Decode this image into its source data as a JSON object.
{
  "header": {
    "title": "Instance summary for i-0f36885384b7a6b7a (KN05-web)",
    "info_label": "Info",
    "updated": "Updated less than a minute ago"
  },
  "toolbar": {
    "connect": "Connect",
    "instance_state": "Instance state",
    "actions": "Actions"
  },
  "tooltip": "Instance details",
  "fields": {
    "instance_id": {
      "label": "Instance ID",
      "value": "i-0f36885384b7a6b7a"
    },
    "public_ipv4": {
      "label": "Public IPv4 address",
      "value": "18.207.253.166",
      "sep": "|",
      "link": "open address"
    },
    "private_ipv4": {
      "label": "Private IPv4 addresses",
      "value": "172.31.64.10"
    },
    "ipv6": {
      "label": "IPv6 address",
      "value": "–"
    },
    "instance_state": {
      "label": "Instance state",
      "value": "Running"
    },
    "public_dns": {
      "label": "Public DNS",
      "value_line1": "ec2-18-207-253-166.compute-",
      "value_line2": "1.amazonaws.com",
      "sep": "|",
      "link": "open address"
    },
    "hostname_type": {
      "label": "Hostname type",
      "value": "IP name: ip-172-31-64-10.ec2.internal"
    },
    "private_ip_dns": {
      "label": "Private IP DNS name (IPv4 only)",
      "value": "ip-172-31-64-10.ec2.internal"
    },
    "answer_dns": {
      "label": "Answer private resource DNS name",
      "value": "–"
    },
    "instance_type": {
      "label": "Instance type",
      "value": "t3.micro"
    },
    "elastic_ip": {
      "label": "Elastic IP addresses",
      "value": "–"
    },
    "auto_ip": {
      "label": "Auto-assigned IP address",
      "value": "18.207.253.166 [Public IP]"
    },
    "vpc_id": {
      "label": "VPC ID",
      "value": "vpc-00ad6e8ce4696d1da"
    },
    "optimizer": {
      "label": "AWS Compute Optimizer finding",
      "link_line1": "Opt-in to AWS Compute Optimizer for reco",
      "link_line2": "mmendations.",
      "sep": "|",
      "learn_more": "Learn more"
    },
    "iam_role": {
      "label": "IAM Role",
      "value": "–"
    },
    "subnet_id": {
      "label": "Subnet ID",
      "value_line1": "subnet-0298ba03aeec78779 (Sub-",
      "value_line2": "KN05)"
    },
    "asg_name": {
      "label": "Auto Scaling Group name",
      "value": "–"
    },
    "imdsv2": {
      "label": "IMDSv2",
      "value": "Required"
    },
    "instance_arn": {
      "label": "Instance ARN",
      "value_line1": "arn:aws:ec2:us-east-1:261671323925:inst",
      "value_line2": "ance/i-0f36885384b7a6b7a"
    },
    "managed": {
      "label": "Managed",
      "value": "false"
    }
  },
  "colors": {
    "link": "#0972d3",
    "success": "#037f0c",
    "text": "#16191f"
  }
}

-.-.-

> [AIM]: Transcribe the material exactly as it reads.

> [EXERCISE RESULT]:
Decode this image into its source data as a JSON object.
{
  "header": {
    "title": "Instance summary for i-0f36885384b7a6b7a (KN05-web)",
    "info_label": "Info",
    "updated": "Updated less than a minute ago"
  },
  "toolbar": {
    "connect": "Connect",
    "instance_state": "Instance state",
    "actions": "Actions"
  },
  "tooltip": "Instance details",
  "fields": {
    "instance_id": {
      "label": "Instance ID",
      "value": "i-0f36885384b7a6b7a"
    },
    "public_ipv4": {
      "label": "Public IPv4 address",
      "value": "18.207.253.166",
      "sep": "|",
      "link": "open address"
    },
    "private_ipv4": {
      "label": "Private IPv4 addresses",
      "value": "172.31.64.10"
    },
    "ipv6": {
      "label": "IPv6 address",
      "value": "–"
    },
    "instance_state": {
      "label": "Instance state",
      "value": "Running"
    },
    "public_dns": {
      "label": "Public DNS",
      "value_line1": "ec2-18-207-253-166.compute-",
      "value_line2": "1.amazonaws.com",
      "sep": "|",
      "link": "open address"
    },
    "hostname_type": {
      "label": "Hostname type",
      "value": "IP name: ip-172-31-64-10.ec2.internal"
    },
    "private_ip_dns": {
      "label": "Private IP DNS name (IPv4 only)",
      "value": "ip-172-31-64-10.ec2.internal"
    },
    "answer_dns": {
      "label": "Answer private resource DNS name",
      "value": "–"
    },
    "instance_type": {
      "label": "Instance type",
      "value": "t3.micro"
    },
    "elastic_ip": {
      "label": "Elastic IP addresses",
      "value": "–"
    },
    "auto_ip": {
      "label": "Auto-assigned IP address",
      "value": "18.207.253.166 [Public IP]"
    },
    "vpc_id": {
      "label": "VPC ID",
      "value": "vpc-00ad6e8ce4696d1da"
    },
    "optimizer": {
      "label": "AWS Compute Optimizer finding",
      "link_line1": "Opt-in to AWS Compute Optimizer for reco",
      "link_line2": "mmendations.",
      "sep": "|",
      "learn_more": "Learn more"
    },
    "iam_role": {
      "label": "IAM Role",
      "value": "–"
    },
    "subnet_id": {
      "label": "Subnet ID",
      "value_line1": "subnet-0298ba03aeec78779 (Sub-",
      "value_line2": "KN05)"
    },
    "asg_name": {
      "label": "Auto Scaling Group name",
      "value": "–"
    },
    "imdsv2": {
      "label": "IMDSv2",
      "value": "Required"
    },
    "instance_arn": {
      "label": "Instance ARN",
      "value_line1": "arn:aws:ec2:us-east-1:261671323925:inst",
      "value_line2": "ance/i-0f36885384b7a6b7a"
    },
    "managed": {
      "label": "Managed",
      "value": "false"
    }
  },
  "colors": {
    "link": "#0972d3",
    "success": "#037f0c",
    "text": "#16191f"
  }
}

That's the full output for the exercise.